◆ **WORK INSTRUCTIONS**
All lines in the records below with the word "Microbiológico" must be returned.

Data extracted from a collection:
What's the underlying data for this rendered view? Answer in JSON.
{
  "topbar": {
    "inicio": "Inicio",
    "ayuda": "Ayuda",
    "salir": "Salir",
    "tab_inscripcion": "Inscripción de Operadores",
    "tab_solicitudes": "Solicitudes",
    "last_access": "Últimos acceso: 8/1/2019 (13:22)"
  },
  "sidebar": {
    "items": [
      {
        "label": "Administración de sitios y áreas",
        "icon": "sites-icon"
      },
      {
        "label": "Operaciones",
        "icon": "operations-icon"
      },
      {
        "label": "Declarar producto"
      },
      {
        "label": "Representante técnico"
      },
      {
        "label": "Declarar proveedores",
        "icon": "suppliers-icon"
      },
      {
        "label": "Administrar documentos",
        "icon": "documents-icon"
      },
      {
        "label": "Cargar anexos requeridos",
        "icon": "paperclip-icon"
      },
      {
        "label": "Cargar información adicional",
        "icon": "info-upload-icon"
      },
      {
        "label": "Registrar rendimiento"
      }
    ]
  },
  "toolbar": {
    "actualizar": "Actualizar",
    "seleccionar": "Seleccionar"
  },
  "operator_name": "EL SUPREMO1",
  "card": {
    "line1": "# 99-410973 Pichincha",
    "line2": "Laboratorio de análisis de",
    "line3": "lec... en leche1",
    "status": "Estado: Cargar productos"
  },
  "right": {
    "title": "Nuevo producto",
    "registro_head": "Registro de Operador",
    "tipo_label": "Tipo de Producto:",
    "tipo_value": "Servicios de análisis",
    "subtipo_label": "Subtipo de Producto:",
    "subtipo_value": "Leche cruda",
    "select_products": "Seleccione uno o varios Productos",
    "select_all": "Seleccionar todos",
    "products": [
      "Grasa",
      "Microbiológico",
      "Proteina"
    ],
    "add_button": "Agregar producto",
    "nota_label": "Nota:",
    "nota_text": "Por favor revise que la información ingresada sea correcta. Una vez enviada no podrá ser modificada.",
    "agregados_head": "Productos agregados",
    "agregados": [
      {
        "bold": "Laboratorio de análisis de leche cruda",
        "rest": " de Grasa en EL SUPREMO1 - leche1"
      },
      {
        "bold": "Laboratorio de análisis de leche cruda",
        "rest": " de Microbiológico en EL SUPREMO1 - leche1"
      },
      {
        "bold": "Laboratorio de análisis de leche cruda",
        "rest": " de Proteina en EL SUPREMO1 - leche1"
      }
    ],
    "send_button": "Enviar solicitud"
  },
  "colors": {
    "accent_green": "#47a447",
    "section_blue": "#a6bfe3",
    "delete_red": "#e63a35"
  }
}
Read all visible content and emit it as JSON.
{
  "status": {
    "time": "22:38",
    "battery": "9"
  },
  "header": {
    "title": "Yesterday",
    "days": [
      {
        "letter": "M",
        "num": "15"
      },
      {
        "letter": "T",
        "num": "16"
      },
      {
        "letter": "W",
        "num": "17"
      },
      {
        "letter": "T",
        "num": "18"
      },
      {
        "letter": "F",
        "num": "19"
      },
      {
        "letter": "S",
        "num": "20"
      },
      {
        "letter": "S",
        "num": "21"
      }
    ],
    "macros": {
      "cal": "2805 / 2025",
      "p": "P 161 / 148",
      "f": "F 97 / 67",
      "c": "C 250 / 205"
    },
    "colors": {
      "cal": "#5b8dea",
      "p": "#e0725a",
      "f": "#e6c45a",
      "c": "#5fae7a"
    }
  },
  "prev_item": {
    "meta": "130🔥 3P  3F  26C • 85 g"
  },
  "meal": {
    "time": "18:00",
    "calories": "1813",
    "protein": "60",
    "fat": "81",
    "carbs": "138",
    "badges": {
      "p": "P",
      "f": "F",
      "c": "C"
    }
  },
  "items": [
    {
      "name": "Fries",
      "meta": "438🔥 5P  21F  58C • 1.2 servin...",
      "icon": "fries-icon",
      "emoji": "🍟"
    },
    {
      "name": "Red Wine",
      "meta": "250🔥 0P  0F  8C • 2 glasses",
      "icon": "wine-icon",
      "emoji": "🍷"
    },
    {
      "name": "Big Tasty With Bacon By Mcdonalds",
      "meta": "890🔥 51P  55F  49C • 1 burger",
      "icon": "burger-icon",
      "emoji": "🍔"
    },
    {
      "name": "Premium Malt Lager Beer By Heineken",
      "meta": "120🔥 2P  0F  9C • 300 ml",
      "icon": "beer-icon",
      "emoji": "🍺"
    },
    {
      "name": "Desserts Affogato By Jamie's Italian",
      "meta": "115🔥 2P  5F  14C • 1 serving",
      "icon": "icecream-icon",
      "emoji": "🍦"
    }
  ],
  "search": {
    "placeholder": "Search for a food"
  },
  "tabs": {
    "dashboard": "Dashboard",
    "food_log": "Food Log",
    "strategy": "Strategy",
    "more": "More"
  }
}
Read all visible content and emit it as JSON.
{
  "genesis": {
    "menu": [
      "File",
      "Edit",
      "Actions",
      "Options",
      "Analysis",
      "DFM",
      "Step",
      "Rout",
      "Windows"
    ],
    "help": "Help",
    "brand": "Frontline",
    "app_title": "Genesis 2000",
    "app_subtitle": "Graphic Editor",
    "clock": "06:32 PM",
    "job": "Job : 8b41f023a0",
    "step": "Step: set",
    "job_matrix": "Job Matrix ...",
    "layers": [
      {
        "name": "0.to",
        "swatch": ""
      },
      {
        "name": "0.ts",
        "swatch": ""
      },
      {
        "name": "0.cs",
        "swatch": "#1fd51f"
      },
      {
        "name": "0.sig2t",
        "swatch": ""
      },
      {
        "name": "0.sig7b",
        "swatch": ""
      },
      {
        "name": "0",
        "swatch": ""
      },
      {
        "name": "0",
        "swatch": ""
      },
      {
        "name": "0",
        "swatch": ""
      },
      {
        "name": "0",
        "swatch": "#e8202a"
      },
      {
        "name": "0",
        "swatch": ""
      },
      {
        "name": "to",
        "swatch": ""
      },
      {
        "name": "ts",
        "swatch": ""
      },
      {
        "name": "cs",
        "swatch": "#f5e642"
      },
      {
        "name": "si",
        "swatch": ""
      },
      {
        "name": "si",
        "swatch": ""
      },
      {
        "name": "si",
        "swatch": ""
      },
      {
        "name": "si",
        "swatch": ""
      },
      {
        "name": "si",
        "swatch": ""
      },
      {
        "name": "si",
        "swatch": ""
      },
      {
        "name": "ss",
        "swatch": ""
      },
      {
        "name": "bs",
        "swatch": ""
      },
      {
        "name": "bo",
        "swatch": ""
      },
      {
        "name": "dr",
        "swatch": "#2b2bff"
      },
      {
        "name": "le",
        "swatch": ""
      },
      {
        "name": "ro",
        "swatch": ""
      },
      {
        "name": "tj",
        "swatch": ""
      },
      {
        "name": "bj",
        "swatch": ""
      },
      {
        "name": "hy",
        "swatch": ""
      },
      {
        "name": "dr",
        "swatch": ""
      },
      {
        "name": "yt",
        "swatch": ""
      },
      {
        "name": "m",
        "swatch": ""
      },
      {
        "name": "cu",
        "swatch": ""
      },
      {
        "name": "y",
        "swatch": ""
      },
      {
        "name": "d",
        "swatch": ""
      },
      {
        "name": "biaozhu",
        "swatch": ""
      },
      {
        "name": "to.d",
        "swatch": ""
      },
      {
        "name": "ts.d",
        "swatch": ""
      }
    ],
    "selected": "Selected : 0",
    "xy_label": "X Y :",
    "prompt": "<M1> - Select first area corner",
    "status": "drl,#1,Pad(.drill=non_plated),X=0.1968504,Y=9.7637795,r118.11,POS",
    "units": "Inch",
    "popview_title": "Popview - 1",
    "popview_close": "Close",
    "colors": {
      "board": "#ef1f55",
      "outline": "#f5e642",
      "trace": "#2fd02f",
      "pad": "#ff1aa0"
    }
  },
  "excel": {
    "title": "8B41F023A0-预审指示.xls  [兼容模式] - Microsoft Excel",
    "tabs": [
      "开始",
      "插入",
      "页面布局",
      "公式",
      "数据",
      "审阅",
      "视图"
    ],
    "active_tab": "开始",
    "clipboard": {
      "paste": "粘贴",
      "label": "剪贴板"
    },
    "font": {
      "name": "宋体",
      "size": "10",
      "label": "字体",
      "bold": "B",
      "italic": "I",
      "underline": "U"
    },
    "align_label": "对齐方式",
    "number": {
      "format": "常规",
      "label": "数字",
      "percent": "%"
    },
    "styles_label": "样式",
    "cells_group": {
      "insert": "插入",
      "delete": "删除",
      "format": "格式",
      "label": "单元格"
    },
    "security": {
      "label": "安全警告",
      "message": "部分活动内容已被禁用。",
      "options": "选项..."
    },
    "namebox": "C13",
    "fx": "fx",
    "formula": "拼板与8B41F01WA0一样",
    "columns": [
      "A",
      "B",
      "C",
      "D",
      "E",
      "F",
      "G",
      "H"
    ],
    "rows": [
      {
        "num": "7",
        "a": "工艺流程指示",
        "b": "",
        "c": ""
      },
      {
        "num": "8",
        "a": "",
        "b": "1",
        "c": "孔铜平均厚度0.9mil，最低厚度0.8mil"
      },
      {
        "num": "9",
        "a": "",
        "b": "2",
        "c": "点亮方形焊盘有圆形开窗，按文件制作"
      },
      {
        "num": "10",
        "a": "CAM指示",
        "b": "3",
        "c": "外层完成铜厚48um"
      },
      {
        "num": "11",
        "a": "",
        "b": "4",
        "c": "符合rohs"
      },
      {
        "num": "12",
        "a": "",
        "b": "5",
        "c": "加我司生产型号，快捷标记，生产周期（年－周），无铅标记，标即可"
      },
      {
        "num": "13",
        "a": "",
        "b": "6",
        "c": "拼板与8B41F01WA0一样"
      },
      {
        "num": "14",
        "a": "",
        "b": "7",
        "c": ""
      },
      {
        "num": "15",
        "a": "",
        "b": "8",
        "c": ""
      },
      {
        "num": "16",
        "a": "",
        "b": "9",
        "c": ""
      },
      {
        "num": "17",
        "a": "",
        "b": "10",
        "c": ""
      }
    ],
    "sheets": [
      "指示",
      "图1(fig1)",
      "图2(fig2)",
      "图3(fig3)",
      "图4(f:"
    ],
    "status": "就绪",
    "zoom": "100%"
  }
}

◆ **WRITTEN SOLUTION**
      "Microbiológico",
        "rest": " de Microbiológico en EL SUPREMO1 - leche1"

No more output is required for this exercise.